* [DATA PROVIDED]:
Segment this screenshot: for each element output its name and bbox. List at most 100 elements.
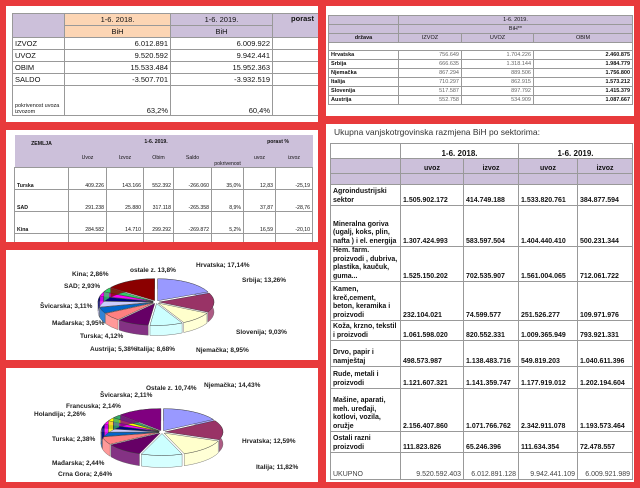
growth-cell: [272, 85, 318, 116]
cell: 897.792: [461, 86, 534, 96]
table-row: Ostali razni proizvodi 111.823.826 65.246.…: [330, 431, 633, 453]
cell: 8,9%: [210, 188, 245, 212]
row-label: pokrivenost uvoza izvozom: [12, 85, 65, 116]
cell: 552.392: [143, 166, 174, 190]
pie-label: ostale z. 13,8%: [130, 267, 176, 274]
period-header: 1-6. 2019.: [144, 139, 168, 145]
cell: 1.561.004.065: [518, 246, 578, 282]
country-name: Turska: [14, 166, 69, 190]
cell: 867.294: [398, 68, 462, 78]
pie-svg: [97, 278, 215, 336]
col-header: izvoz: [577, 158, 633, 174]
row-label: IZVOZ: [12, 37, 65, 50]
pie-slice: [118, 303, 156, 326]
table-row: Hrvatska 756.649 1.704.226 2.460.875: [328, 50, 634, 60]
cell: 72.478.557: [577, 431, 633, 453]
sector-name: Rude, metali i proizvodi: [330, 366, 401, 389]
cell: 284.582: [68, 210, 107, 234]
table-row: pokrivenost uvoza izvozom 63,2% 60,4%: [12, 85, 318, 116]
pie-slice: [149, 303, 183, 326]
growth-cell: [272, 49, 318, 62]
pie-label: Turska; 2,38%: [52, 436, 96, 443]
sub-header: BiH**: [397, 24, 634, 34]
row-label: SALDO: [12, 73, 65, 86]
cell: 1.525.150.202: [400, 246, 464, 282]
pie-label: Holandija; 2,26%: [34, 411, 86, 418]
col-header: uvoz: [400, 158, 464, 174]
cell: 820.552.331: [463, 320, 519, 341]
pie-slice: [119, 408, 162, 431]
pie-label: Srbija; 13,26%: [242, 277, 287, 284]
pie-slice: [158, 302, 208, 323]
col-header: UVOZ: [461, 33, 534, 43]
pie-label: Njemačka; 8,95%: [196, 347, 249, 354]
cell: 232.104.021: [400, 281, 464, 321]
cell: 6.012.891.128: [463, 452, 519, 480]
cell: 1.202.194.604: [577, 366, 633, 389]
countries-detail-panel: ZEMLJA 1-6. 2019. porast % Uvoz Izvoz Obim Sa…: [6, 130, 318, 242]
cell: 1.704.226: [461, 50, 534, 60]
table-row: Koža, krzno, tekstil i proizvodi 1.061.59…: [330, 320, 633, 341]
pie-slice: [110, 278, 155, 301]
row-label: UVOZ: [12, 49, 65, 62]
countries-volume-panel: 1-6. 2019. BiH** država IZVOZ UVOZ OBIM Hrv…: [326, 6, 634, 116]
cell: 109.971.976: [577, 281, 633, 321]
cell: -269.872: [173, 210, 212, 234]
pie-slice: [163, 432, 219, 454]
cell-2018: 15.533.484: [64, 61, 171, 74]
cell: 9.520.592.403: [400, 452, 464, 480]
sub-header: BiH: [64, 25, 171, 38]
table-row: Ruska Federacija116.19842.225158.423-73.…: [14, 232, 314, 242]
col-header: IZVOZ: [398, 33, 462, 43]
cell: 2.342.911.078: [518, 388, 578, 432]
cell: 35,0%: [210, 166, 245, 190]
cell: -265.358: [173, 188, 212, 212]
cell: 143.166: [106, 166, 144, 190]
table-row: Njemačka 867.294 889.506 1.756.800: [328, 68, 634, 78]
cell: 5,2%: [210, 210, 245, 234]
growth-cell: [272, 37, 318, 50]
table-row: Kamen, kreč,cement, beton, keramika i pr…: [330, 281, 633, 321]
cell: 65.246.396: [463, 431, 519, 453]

* [REQUEST]:
Please give every line of the entries above as a numbered list, leaving out blank lines and the pictures.

* [WORKED ANSWER]:
1. Segment this screenshot: for each element output its name and bbox. List at most 100 elements.
2. growth-cell: [272, 85, 318, 116]
3. cell: 897.792: [461, 86, 534, 96]
4. table-row: Ostali razni proizvodi 111.823.826 65.246.…: [330, 431, 633, 453]
5. cell: 8,9%: [210, 188, 245, 212]
6. row-label: pokrivenost uvoza izvozom: [12, 85, 65, 116]
7. cell: 552.392: [143, 166, 174, 190]
8. pie-label: ostale z. 13,8%: [130, 267, 176, 274]
9. period-header: 1-6. 2019.: [144, 139, 168, 145]
10. cell: 1.561.004.065: [518, 246, 578, 282]
11. country-name: Turska: [14, 166, 69, 190]
12. cell: 867.294: [398, 68, 462, 78]
13. pie-svg: [97, 278, 215, 336]
14. col-header: izvoz: [577, 158, 633, 174]
15. row-label: IZVOZ: [12, 37, 65, 50]
16. pie-slice: [118, 303, 156, 326]
17. table-row: Hrvatska 756.649 1.704.226 2.460.875: [328, 50, 634, 60]
18. cell: 72.478.557: [577, 431, 633, 453]
19. sector-name: Rude, metali i proizvodi: [330, 366, 401, 389]
20. cell: 284.582: [68, 210, 107, 234]
21. table-row: pokrivenost uvoza izvozom 63,2% 60,4%: [12, 85, 318, 116]
22. pie-slice: [149, 303, 183, 326]
23. growth-cell: [272, 49, 318, 62]
24. pie-label: Turska; 2,38%: [52, 436, 96, 443]
25. sub-header: BiH**: [397, 24, 634, 34]
26. row-label: SALDO: [12, 73, 65, 86]
27. cell: 1.525.150.202: [400, 246, 464, 282]
28. pie-label: Holandija; 2,26%: [34, 411, 86, 418]
29. col-header: uvoz: [400, 158, 464, 174]
30. cell: 820.552.331: [463, 320, 519, 341]
31. pie-slice: [119, 408, 162, 431]
32. pie-label: Srbija; 13,26%: [242, 277, 287, 284]
33. pie-slice: [158, 302, 208, 323]
34. col-header: UVOZ: [461, 33, 534, 43]
35. pie-label: Njemačka; 8,95%: [196, 347, 249, 354]
36. cell: 232.104.021: [400, 281, 464, 321]
37. cell: 6.012.891.128: [463, 452, 519, 480]
38. cell: 1.202.194.604: [577, 366, 633, 389]
39. countries-detail-panel: ZEMLJA 1-6. 2019. porast % Uvoz Izvoz Obim Sa…: [6, 130, 318, 242]
40. cell: 1.704.226: [461, 50, 534, 60]
41. table-row: Koža, krzno, tekstil i proizvodi 1.061.59…: [330, 320, 633, 341]
42. pie-slice: [110, 278, 155, 301]
43. row-label: UVOZ: [12, 49, 65, 62]
44. countries-volume-panel: 1-6. 2019. BiH** država IZVOZ UVOZ OBIM Hrv…: [326, 6, 634, 116]
45. cell: 109.971.976: [577, 281, 633, 321]
46. cell: -269.872: [173, 210, 212, 234]
47. pie-slice: [163, 432, 219, 454]
48. cell-2018: 15.533.484: [64, 61, 171, 74]
49. cell: 9.520.592.403: [400, 452, 464, 480]
50. sub-header: BiH: [64, 25, 171, 38]
51. table-row: Ruska Federacija116.19842.225158.423-73.…: [14, 232, 314, 242]
52. col-header: IZVOZ: [398, 33, 462, 43]
53. cell: 2.342.911.078: [518, 388, 578, 432]
54. cell: 35,0%: [210, 166, 245, 190]
55. cell: -265.358: [173, 188, 212, 212]
56. cell: 143.166: [106, 166, 144, 190]
57. table-row: Njemačka 867.294 889.506 1.756.800: [328, 68, 634, 78]
58. cell: 5,2%: [210, 210, 245, 234]
59. growth-cell: [272, 37, 318, 50]
60. table-row: Kamen, kreč,cement, beton, keramika i pr…: [330, 281, 633, 321]
61. cell: 65.246.396: [463, 431, 519, 453]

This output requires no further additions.